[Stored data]
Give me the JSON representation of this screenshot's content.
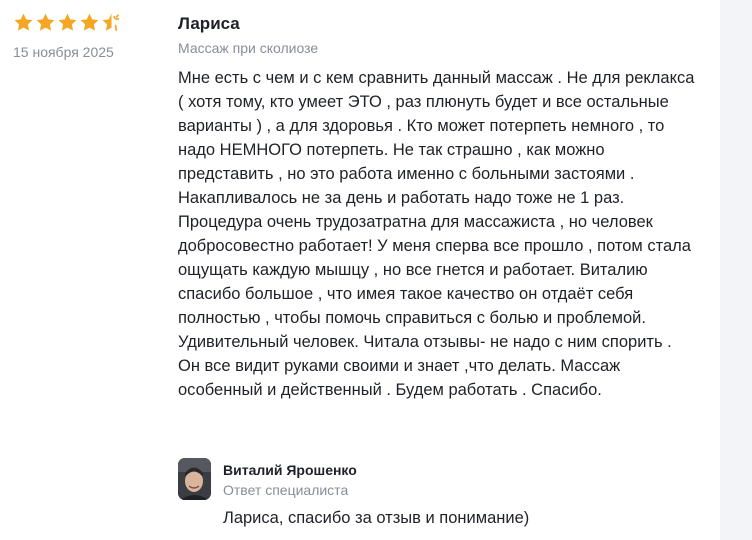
{
  "review": {
    "rating": 4.5,
    "rating_max": 5,
    "date": "15 ноября 2025",
    "author": "Лариса",
    "service": "Массаж при сколиозе",
    "text": "Мне есть с чем и с кем сравнить данный массаж . Не для реклакса ( хотя тому, кто умеет ЭТО , раз плюнуть будет и все остальные варианты ) , а для здоровья . Кто может потерпеть немного , то надо НЕМНОГО потерпеть. Не так страшно , как можно представить , но это работа именно с больными застоями . Накапливалось не за день и работать надо тоже не 1 раз. Процедура очень трудозатратна для массажиста , но человек добросовестно работает! У меня сперва все прошло , потом стала ощущать каждую мышцу , но все гнется и работает. Виталию спасибо большое , что имея такое качество он отдаёт себя полностью , чтобы помочь справиться с болью и проблемой. Удивительный человек. Читала отзывы- не надо с ним спорить . Он все видит руками своими и знает ,что делать. Массаж особенный и действенный . Будем работать . Спасибо."
  },
  "reply": {
    "name": "Виталий Ярошенко",
    "role": "Ответ специалиста",
    "text": "Лариса, спасибо за отзыв и понимание)"
  },
  "colors": {
    "star": "#f5a623",
    "muted_text": "#8a8d99",
    "main_text": "#1f2128",
    "gutter": "#f3f4f8"
  },
  "icons": [
    "star-icon",
    "half-star-icon",
    "avatar-photo"
  ]
}
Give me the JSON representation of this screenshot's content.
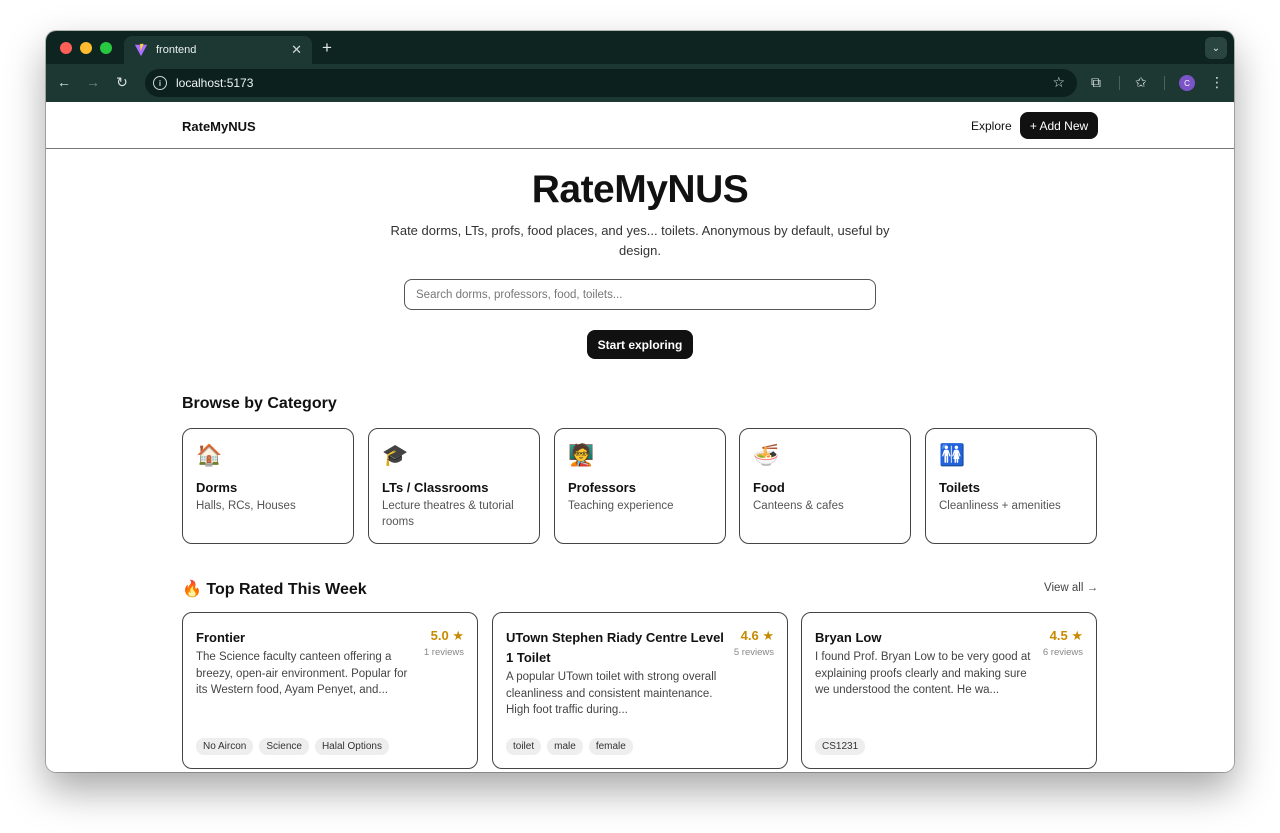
{
  "browser": {
    "tab_title": "frontend",
    "url": "localhost:5173",
    "profile_initial": "C"
  },
  "site": {
    "brand": "RateMyNUS",
    "nav_explore": "Explore",
    "add_new": "+ Add New"
  },
  "hero": {
    "title": "RateMyNUS",
    "subtitle": "Rate dorms, LTs, profs, food places, and yes... toilets. Anonymous by default, useful by design.",
    "search_placeholder": "Search dorms, professors, food, toilets...",
    "cta": "Start exploring"
  },
  "categories": {
    "title": "Browse by Category",
    "items": [
      {
        "emoji": "🏠",
        "name": "Dorms",
        "desc": "Halls, RCs, Houses"
      },
      {
        "emoji": "🎓",
        "name": "LTs / Classrooms",
        "desc": "Lecture theatres & tutorial rooms"
      },
      {
        "emoji": "🧑‍🏫",
        "name": "Professors",
        "desc": "Teaching experience"
      },
      {
        "emoji": "🍜",
        "name": "Food",
        "desc": "Canteens & cafes"
      },
      {
        "emoji": "🚻",
        "name": "Toilets",
        "desc": "Cleanliness + amenities"
      }
    ]
  },
  "top_rated": {
    "title": "🔥 Top Rated This Week",
    "view_all": "View all →",
    "items": [
      {
        "name": "Frontier",
        "score": "5.0 ★",
        "reviews": "1 reviews",
        "desc": "The Science faculty canteen offering a breezy, open-air environment. Popular for its Western food, Ayam Penyet, and...",
        "tags": [
          "No Aircon",
          "Science",
          "Halal Options"
        ]
      },
      {
        "name": "UTown Stephen Riady Centre Level 1 Toilet",
        "score": "4.6 ★",
        "reviews": "5 reviews",
        "desc": "A popular UTown toilet with strong overall cleanliness and consistent maintenance. High foot traffic during...",
        "tags": [
          "toilet",
          "male",
          "female"
        ]
      },
      {
        "name": "Bryan Low",
        "score": "4.5 ★",
        "reviews": "6 reviews",
        "desc": "I found Prof. Bryan Low to be very good at explaining proofs clearly and making sure we understood the content. He wa...",
        "tags": [
          "CS1231"
        ]
      }
    ]
  },
  "colors": {
    "chrome_dark": "#0d2420",
    "chrome_mid": "#1d3833",
    "accent_black": "#111111",
    "rating_gold": "#c88a00"
  }
}
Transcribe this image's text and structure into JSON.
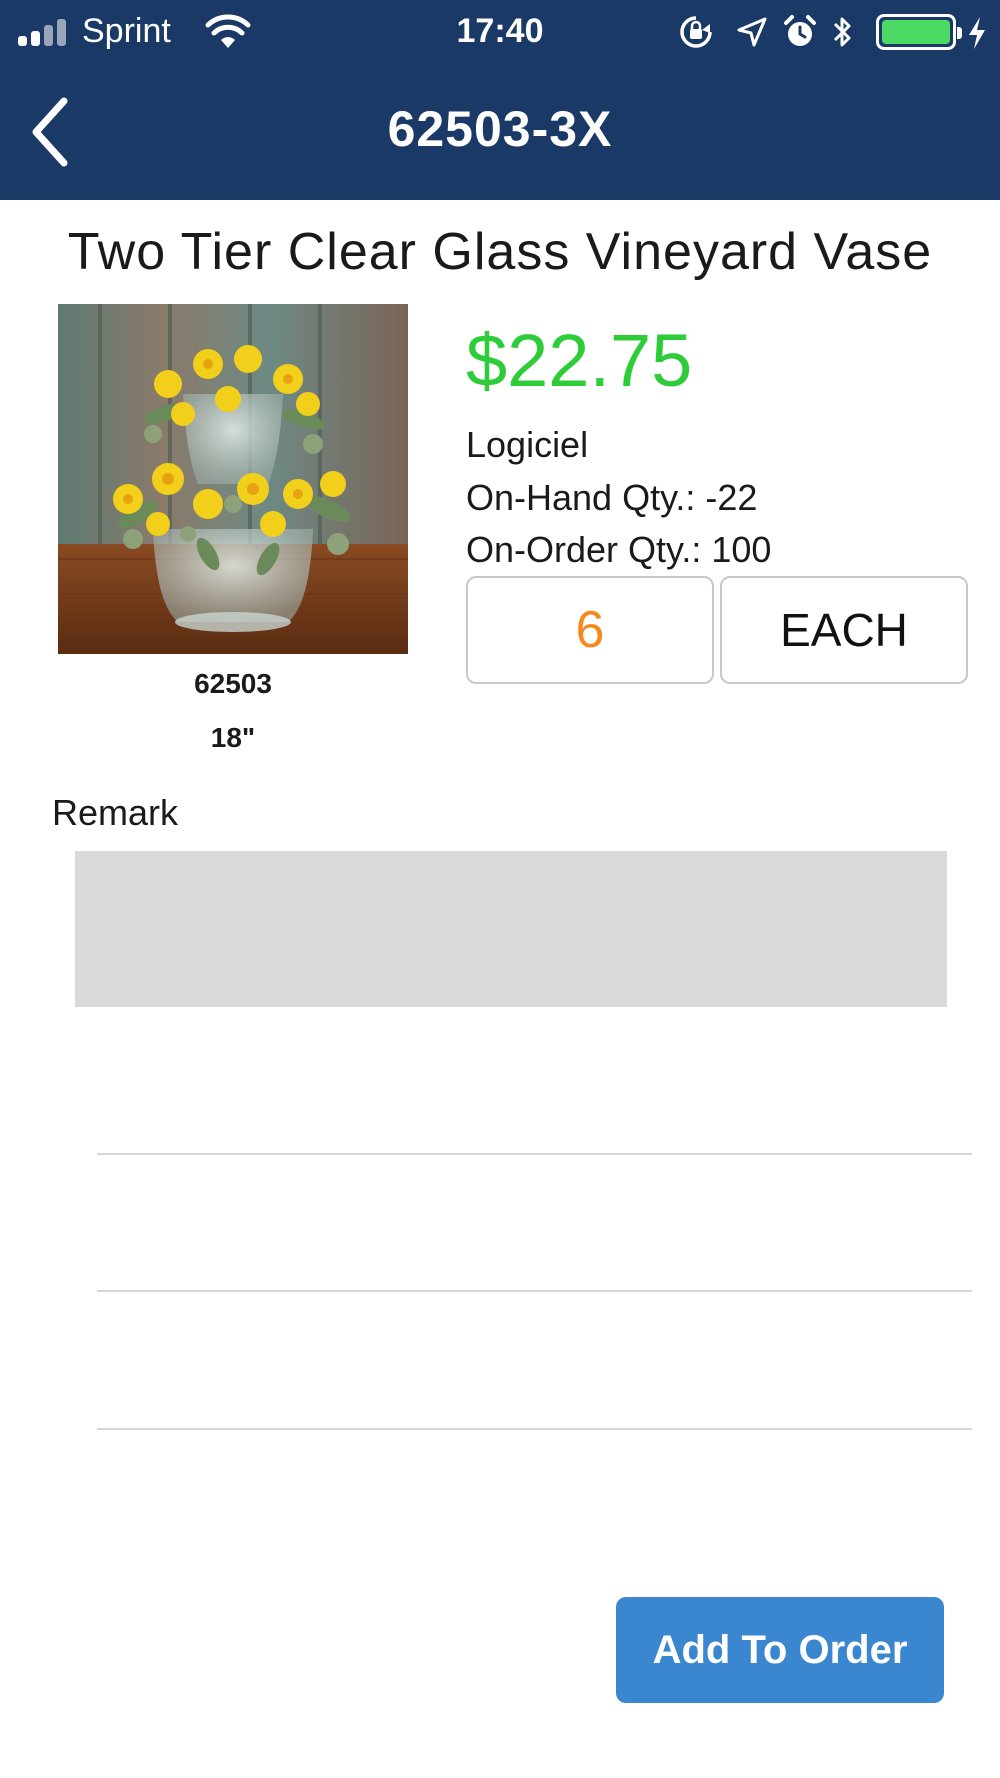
{
  "status_bar": {
    "carrier": "Sprint",
    "time": "17:40",
    "icons": [
      "signal-icon",
      "wifi-icon",
      "rotation-lock-icon",
      "location-icon",
      "alarm-icon",
      "bluetooth-icon",
      "battery-icon",
      "charging-icon"
    ],
    "battery_level": 1.0
  },
  "nav": {
    "title": "62503-3X",
    "back_icon": "chevron-left-icon"
  },
  "product": {
    "title": "Two Tier Clear Glass Vineyard Vase",
    "caption_sku": "62503",
    "caption_size": "18\"",
    "price": "$22.75",
    "vendor": "Logiciel",
    "on_hand": "On-Hand Qty.: -22",
    "on_order": "On-Order Qty.: 100",
    "quantity": "6",
    "unit": "EACH"
  },
  "remark": {
    "label": "Remark",
    "value": ""
  },
  "actions": {
    "add_to_order": "Add To Order"
  },
  "colors": {
    "header_bg": "#1b3966",
    "price": "#2fcc3a",
    "quantity": "#f5891f",
    "button_bg": "#3a87cf",
    "remark_bg": "#d9d9d9"
  }
}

_PROBLEM TO WORK ON_.
Count the lines above in which the word "спасибо" appears, then state only that count.

_EXERCISE RESPONSE_.
2